>>>

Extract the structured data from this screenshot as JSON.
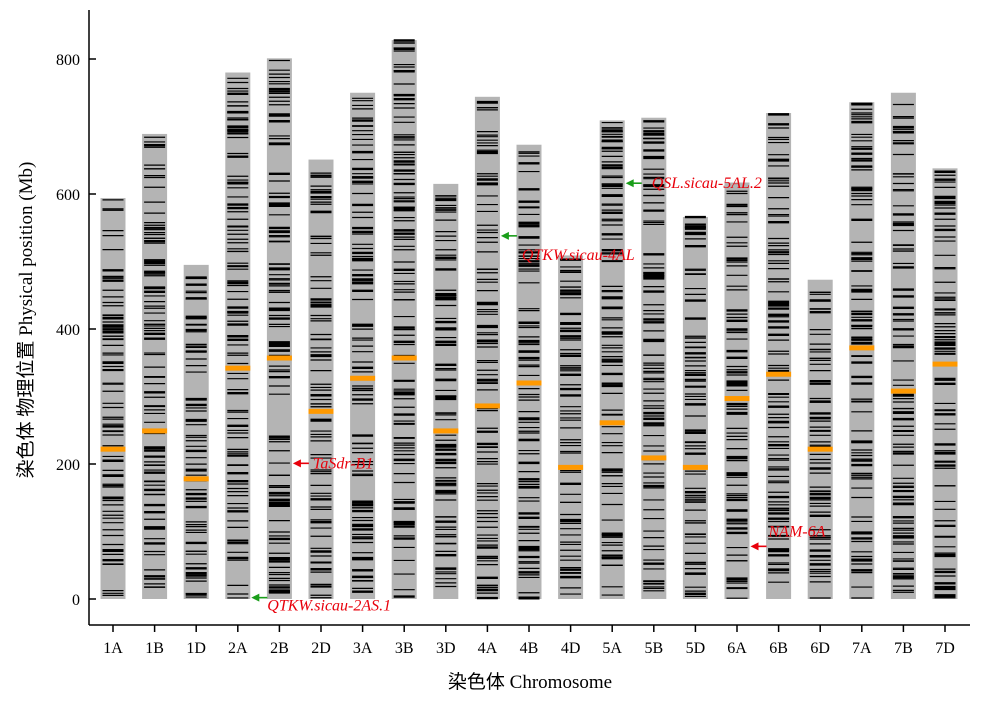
{
  "chart_data": {
    "type": "chromosome-marker-density",
    "xlabel": "染色体 Chromosome",
    "ylabel": "染色体 物理位置 Physical position (Mb)",
    "ylim": [
      0,
      840
    ],
    "yticks": [
      0,
      200,
      400,
      600,
      800
    ],
    "colors": {
      "chromosome": "#b4b4b4",
      "marker": "#000000",
      "centromere": "#ff9900",
      "annotation_text": "#e8000b",
      "qtl_arrow": "#1a9e1a",
      "gene_arrow": "#e8000b"
    },
    "chromosomes": [
      {
        "name": "1A",
        "length": 594,
        "centromere": 222
      },
      {
        "name": "1B",
        "length": 689,
        "centromere": 249
      },
      {
        "name": "1D",
        "length": 495,
        "centromere": 178
      },
      {
        "name": "2A",
        "length": 780,
        "centromere": 342
      },
      {
        "name": "2B",
        "length": 801,
        "centromere": 357
      },
      {
        "name": "2D",
        "length": 651,
        "centromere": 278
      },
      {
        "name": "3A",
        "length": 750,
        "centromere": 327
      },
      {
        "name": "3B",
        "length": 828,
        "centromere": 357
      },
      {
        "name": "3D",
        "length": 615,
        "centromere": 249
      },
      {
        "name": "4A",
        "length": 744,
        "centromere": 286
      },
      {
        "name": "4B",
        "length": 673,
        "centromere": 320
      },
      {
        "name": "4D",
        "length": 509,
        "centromere": 195
      },
      {
        "name": "5A",
        "length": 709,
        "centromere": 261
      },
      {
        "name": "5B",
        "length": 713,
        "centromere": 209
      },
      {
        "name": "5D",
        "length": 566,
        "centromere": 195
      },
      {
        "name": "6A",
        "length": 617,
        "centromere": 297
      },
      {
        "name": "6B",
        "length": 720,
        "centromere": 333
      },
      {
        "name": "6D",
        "length": 473,
        "centromere": 222
      },
      {
        "name": "7A",
        "length": 736,
        "centromere": 372
      },
      {
        "name": "7B",
        "length": 750,
        "centromere": 308
      },
      {
        "name": "7D",
        "length": 638,
        "centromere": 348
      }
    ],
    "annotations": [
      {
        "label": "QSL.sicau-5AL.2",
        "chromosome": "5A",
        "position": 616,
        "kind": "qtl"
      },
      {
        "label": "QTKW.sicau-4AL",
        "chromosome": "4A",
        "position": 538,
        "kind": "qtl"
      },
      {
        "label": "TaSdr-B1",
        "chromosome": "2B",
        "position": 201,
        "kind": "gene"
      },
      {
        "label": "NAM-6A",
        "chromosome": "6A",
        "position": 78,
        "kind": "gene"
      },
      {
        "label": "QTKW.sicau-2AS.1",
        "chromosome": "2A",
        "position": 2,
        "kind": "qtl"
      }
    ]
  }
}
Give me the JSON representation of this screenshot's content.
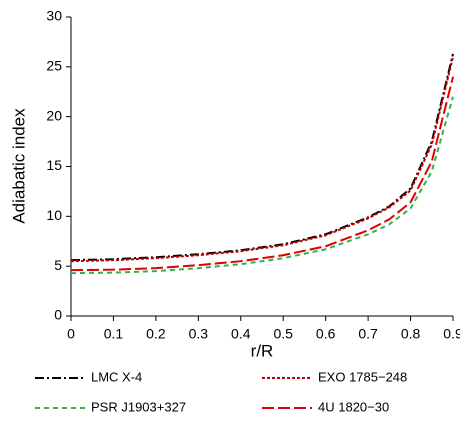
{
  "chart_data": {
    "type": "line",
    "x_label": "r/R",
    "y_label": "Adiabatic index",
    "x": [
      0,
      0.1,
      0.2,
      0.3,
      0.4,
      0.5,
      0.6,
      0.7,
      0.75,
      0.8,
      0.85,
      0.9
    ],
    "series": [
      {
        "name": "LMC X-4",
        "color": "#000000",
        "dash": "9,3,2,3",
        "values": [
          5.6,
          5.7,
          5.9,
          6.2,
          6.6,
          7.2,
          8.2,
          9.9,
          11.0,
          12.8,
          17.5,
          26.3
        ]
      },
      {
        "name": "EXO 1785−248",
        "color": "#c00000",
        "dash": "3,2",
        "values": [
          5.5,
          5.6,
          5.8,
          6.1,
          6.5,
          7.1,
          8.1,
          9.8,
          10.9,
          12.6,
          17.2,
          26.0
        ]
      },
      {
        "name": "PSR J1903+327",
        "color": "#33b050",
        "dash": "5,4",
        "values": [
          4.3,
          4.35,
          4.5,
          4.8,
          5.2,
          5.8,
          6.7,
          8.2,
          9.2,
          10.8,
          14.5,
          22.0
        ]
      },
      {
        "name": "4U 1820−30",
        "color": "#e00000",
        "dash": "12,4",
        "values": [
          4.6,
          4.65,
          4.8,
          5.1,
          5.5,
          6.1,
          7.0,
          8.6,
          9.7,
          11.4,
          15.5,
          24.0
        ]
      }
    ],
    "xlim": [
      0,
      0.9
    ],
    "xticks": [
      0,
      0.1,
      0.2,
      0.3,
      0.4,
      0.5,
      0.6,
      0.7,
      0.8,
      0.9
    ],
    "ylim": [
      0,
      30
    ],
    "yticks": [
      0,
      5,
      10,
      15,
      20,
      25,
      30
    ],
    "grid": false,
    "legend": "bottom"
  }
}
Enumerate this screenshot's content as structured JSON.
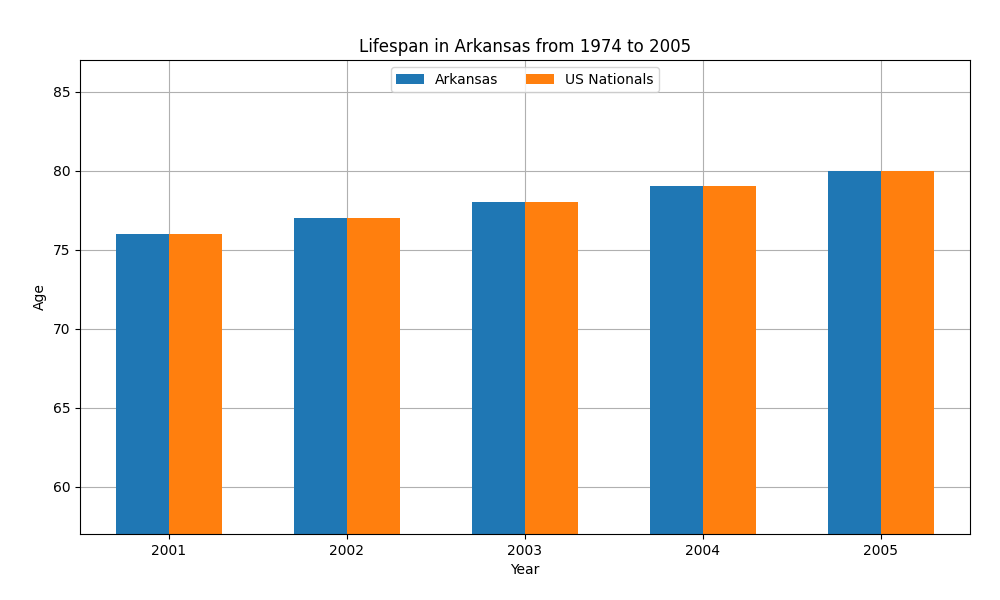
{
  "chart_data": {
    "type": "bar",
    "title": "Lifespan in Arkansas from 1974 to 2005",
    "x_label": "Year",
    "y_label": "Age",
    "categories": [
      "2001",
      "2002",
      "2003",
      "2004",
      "2005"
    ],
    "series": [
      {
        "name": "Arkansas",
        "values": [
          76,
          77,
          78,
          79,
          80
        ]
      },
      {
        "name": "US Nationals",
        "values": [
          76,
          77,
          78,
          79,
          80
        ]
      }
    ],
    "ylim": [
      57,
      87
    ],
    "yticks": [
      60,
      65,
      70,
      75,
      80,
      85
    ],
    "grid": true,
    "legend": "upper center"
  }
}
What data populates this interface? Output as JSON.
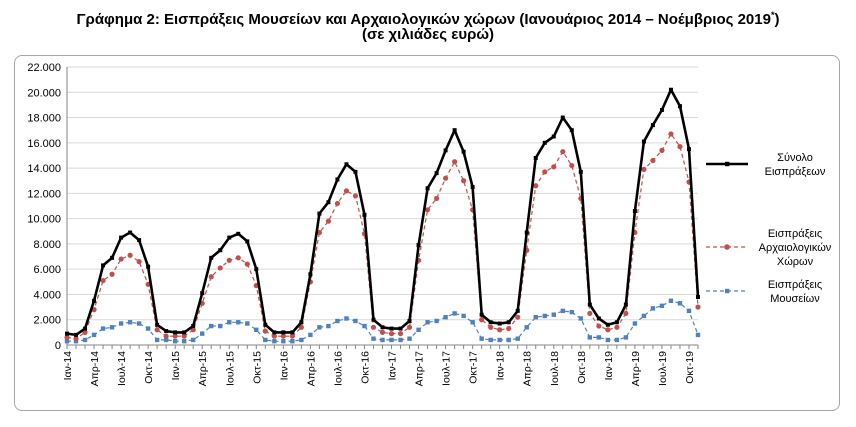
{
  "title_main": "Γράφημα 2: Εισπράξεις Μουσείων και Αρχαιολογικών χώρων (Ιανουάριος 2014 – Νοέμβριος 2019",
  "title_sup": "*",
  "title_close": ")",
  "title_sub": "(σε χιλιάδες ευρώ)",
  "chart_data": {
    "type": "line",
    "title": "Γράφημα 2: Εισπράξεις Μουσείων και Αρχαιολογικών χώρων (Ιανουάριος 2014 – Νοέμβριος 2019*)",
    "subtitle": "(σε χιλιάδες ευρώ)",
    "ylim": [
      0,
      22000
    ],
    "ytick_labels": [
      "0",
      "2.000",
      "4.000",
      "6.000",
      "8.000",
      "10.000",
      "12.000",
      "14.000",
      "16.000",
      "18.000",
      "20.000",
      "22.000"
    ],
    "grid": true,
    "legend_position": "right",
    "x": [
      "Ιαν-14",
      "Φεβ-14",
      "Μαρ-14",
      "Απρ-14",
      "Μαϊ-14",
      "Ιουν-14",
      "Ιουλ-14",
      "Αυγ-14",
      "Σεπ-14",
      "Οκτ-14",
      "Νοε-14",
      "Δεκ-14",
      "Ιαν-15",
      "Φεβ-15",
      "Μαρ-15",
      "Απρ-15",
      "Μαϊ-15",
      "Ιουν-15",
      "Ιουλ-15",
      "Αυγ-15",
      "Σεπ-15",
      "Οκτ-15",
      "Νοε-15",
      "Δεκ-15",
      "Ιαν-16",
      "Φεβ-16",
      "Μαρ-16",
      "Απρ-16",
      "Μαϊ-16",
      "Ιουν-16",
      "Ιουλ-16",
      "Αυγ-16",
      "Σεπ-16",
      "Οκτ-16",
      "Νοε-16",
      "Δεκ-16",
      "Ιαν-17",
      "Φεβ-17",
      "Μαρ-17",
      "Απρ-17",
      "Μαϊ-17",
      "Ιουν-17",
      "Ιουλ-17",
      "Αυγ-17",
      "Σεπ-17",
      "Οκτ-17",
      "Νοε-17",
      "Δεκ-17",
      "Ιαν-18",
      "Φεβ-18",
      "Μαρ-18",
      "Απρ-18",
      "Μαϊ-18",
      "Ιουν-18",
      "Ιουλ-18",
      "Αυγ-18",
      "Σεπ-18",
      "Οκτ-18",
      "Νοε-18",
      "Δεκ-18",
      "Ιαν-19",
      "Φεβ-19",
      "Μαρ-19",
      "Απρ-19",
      "Μαϊ-19",
      "Ιουν-19",
      "Ιουλ-19",
      "Αυγ-19",
      "Σεπ-19",
      "Οκτ-19",
      "Νοε-19"
    ],
    "xtick_labels": [
      {
        "index": 0,
        "label": "Ιαν-14"
      },
      {
        "index": 3,
        "label": "Απρ-14"
      },
      {
        "index": 6,
        "label": "Ιουλ-14"
      },
      {
        "index": 9,
        "label": "Οκτ-14"
      },
      {
        "index": 12,
        "label": "Ιαν-15"
      },
      {
        "index": 15,
        "label": "Απρ-15"
      },
      {
        "index": 18,
        "label": "Ιουλ-15"
      },
      {
        "index": 21,
        "label": "Οκτ-15"
      },
      {
        "index": 24,
        "label": "Ιαν-16"
      },
      {
        "index": 27,
        "label": "Απρ-16"
      },
      {
        "index": 30,
        "label": "Ιουλ-16"
      },
      {
        "index": 33,
        "label": "Οκτ-16"
      },
      {
        "index": 36,
        "label": "Ιαν-17"
      },
      {
        "index": 39,
        "label": "Απρ-17"
      },
      {
        "index": 42,
        "label": "Ιουλ-17"
      },
      {
        "index": 45,
        "label": "Οκτ-17"
      },
      {
        "index": 48,
        "label": "Ιαν-18"
      },
      {
        "index": 51,
        "label": "Απρ-18"
      },
      {
        "index": 54,
        "label": "Ιουλ-18"
      },
      {
        "index": 57,
        "label": "Οκτ-18"
      },
      {
        "index": 60,
        "label": "Ιαν-19"
      },
      {
        "index": 63,
        "label": "Απρ-19"
      },
      {
        "index": 66,
        "label": "Ιουλ-19"
      },
      {
        "index": 69,
        "label": "Οκτ-19"
      }
    ],
    "series": [
      {
        "name": "Σύνολο Εισπράξεων",
        "legend_lines": [
          "Σύνολο",
          "Εισπράξεων"
        ],
        "color": "#000000",
        "style": "solid",
        "marker": "square",
        "values": [
          900,
          800,
          1300,
          3500,
          6300,
          6900,
          8500,
          8900,
          8300,
          6200,
          1600,
          1100,
          1000,
          1000,
          1500,
          4100,
          6900,
          7500,
          8500,
          8800,
          8200,
          6000,
          1600,
          1000,
          1000,
          1000,
          1800,
          5600,
          10400,
          11300,
          13100,
          14300,
          13700,
          10300,
          2000,
          1400,
          1300,
          1300,
          1900,
          7900,
          12400,
          13600,
          15400,
          17000,
          15300,
          12500,
          2400,
          1800,
          1700,
          1800,
          2700,
          8900,
          14800,
          16000,
          16500,
          18000,
          17000,
          13700,
          3200,
          2100,
          1600,
          1800,
          3200,
          10600,
          16100,
          17400,
          18600,
          20200,
          18900,
          15500,
          3800
        ]
      },
      {
        "name": "Εισπράξεις Αρχαιολογικών Χώρων",
        "legend_lines": [
          "Εισπράξεις",
          "Αρχαιολογικών",
          "Χώρων"
        ],
        "color": "#c0504d",
        "style": "dashed",
        "marker": "circle",
        "values": [
          600,
          500,
          1000,
          2800,
          5100,
          5600,
          6800,
          7100,
          6600,
          4800,
          1200,
          700,
          700,
          700,
          1200,
          3300,
          5400,
          6100,
          6700,
          6900,
          6400,
          4700,
          1100,
          700,
          700,
          700,
          1400,
          5000,
          8900,
          9800,
          11200,
          12200,
          11800,
          8800,
          1400,
          1000,
          900,
          900,
          1400,
          6700,
          10700,
          11600,
          13200,
          14500,
          13000,
          10700,
          2000,
          1400,
          1200,
          1300,
          2200,
          7500,
          12600,
          13700,
          14100,
          15300,
          14200,
          11600,
          2500,
          1500,
          1200,
          1400,
          2500,
          8900,
          13900,
          14600,
          15400,
          16700,
          15700,
          12900,
          3000
        ]
      },
      {
        "name": "Εισπράξεις Μουσείων",
        "legend_lines": [
          "Εισπράξεις",
          "Μουσείων"
        ],
        "color": "#4f81bd",
        "style": "dashed",
        "marker": "square",
        "values": [
          300,
          300,
          400,
          800,
          1300,
          1400,
          1700,
          1800,
          1700,
          1300,
          400,
          400,
          300,
          300,
          400,
          900,
          1500,
          1500,
          1800,
          1800,
          1700,
          1200,
          400,
          300,
          300,
          300,
          400,
          800,
          1400,
          1500,
          1900,
          2100,
          1900,
          1500,
          500,
          400,
          400,
          400,
          500,
          1200,
          1800,
          1900,
          2200,
          2500,
          2300,
          1800,
          500,
          400,
          400,
          400,
          500,
          1400,
          2200,
          2300,
          2400,
          2700,
          2600,
          2100,
          600,
          600,
          400,
          400,
          600,
          1700,
          2300,
          2900,
          3100,
          3500,
          3300,
          2700,
          800
        ]
      }
    ]
  }
}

<<<

(GIVEN INSTRUCTION): Copy every line of the records above that holds the word "JSON".

(TASK OUTPUT):
Extract the structured data from this screenshot as JSON.
Give me the JSON representation of this screenshot's content.
Enumerate this screenshot's content as structured JSON.
What data populates this interface? Output as JSON.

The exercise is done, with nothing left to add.